▶ [Source data]

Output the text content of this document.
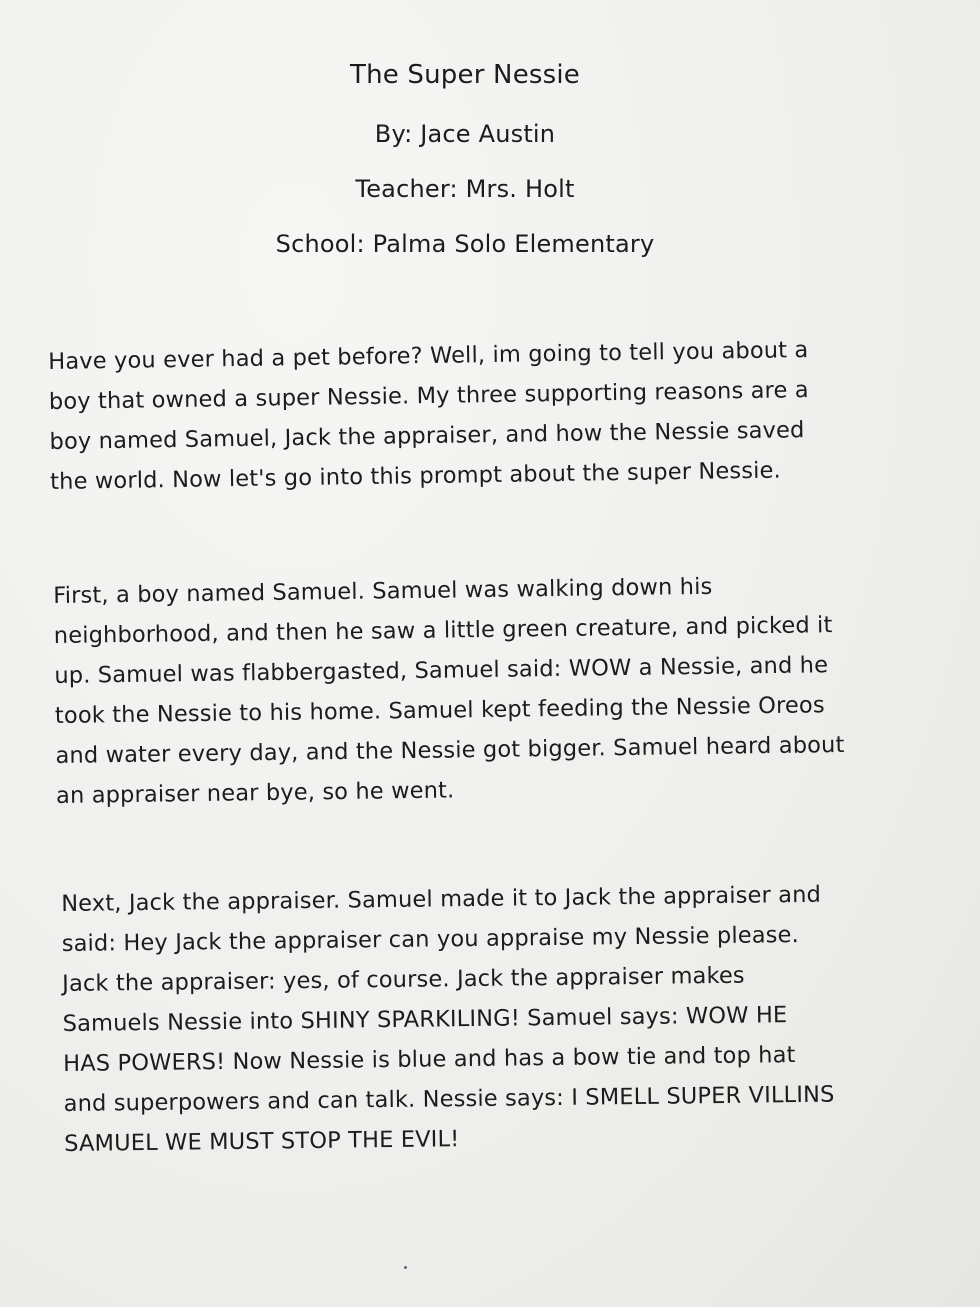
The Super Nessie
By: Jace Austin
Teacher: Mrs. Holt
School: Palma Solo Elementary
Have you ever had a pet before? Well, im going to tell you about a
boy that owned a super Nessie. My three supporting reasons are a
boy named Samuel, Jack the appraiser, and how the Nessie saved
the world. Now let's go into this prompt about the super Nessie.
First, a boy named Samuel. Samuel was walking down his
neighborhood, and then he saw a little green creature, and picked it
up. Samuel was flabbergasted, Samuel said: WOW a Nessie, and he
took the Nessie to his home. Samuel kept feeding the Nessie Oreos
and water every day, and the Nessie got bigger. Samuel heard about
an appraiser near bye, so he went.
Next, Jack the appraiser. Samuel made it to Jack the appraiser and
said: Hey Jack the appraiser can you appraise my Nessie please.
Jack the appraiser: yes, of course. Jack the appraiser makes
Samuels Nessie into SHINY SPARKILING! Samuel says: WOW HE
HAS POWERS! Now Nessie is blue and has a bow tie and top hat
and superpowers and can talk. Nessie says: I SMELL SUPER VILLINS
SAMUEL WE MUST STOP THE EVIL!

▶ [EXERCISE REQUIREMENTS] Restate the records word for word, omitting images.

▶ [REPLY TO THE TASK]
Output the text content of this document.
The Super Nessie
By: Jace Austin
Teacher: Mrs. Holt
School: Palma Solo Elementary
Have you ever had a pet before? Well, im going to tell you about a
boy that owned a super Nessie. My three supporting reasons are a
boy named Samuel, Jack the appraiser, and how the Nessie saved
the world. Now let's go into this prompt about the super Nessie.
First, a boy named Samuel. Samuel was walking down his
neighborhood, and then he saw a little green creature, and picked it
up. Samuel was flabbergasted, Samuel said: WOW a Nessie, and he
took the Nessie to his home. Samuel kept feeding the Nessie Oreos
and water every day, and the Nessie got bigger. Samuel heard about
an appraiser near bye, so he went.
Next, Jack the appraiser. Samuel made it to Jack the appraiser and
said: Hey Jack the appraiser can you appraise my Nessie please.
Jack the appraiser: yes, of course. Jack the appraiser makes
Samuels Nessie into SHINY SPARKILING! Samuel says: WOW HE
HAS POWERS! Now Nessie is blue and has a bow tie and top hat
and superpowers and can talk. Nessie says: I SMELL SUPER VILLINS
SAMUEL WE MUST STOP THE EVIL!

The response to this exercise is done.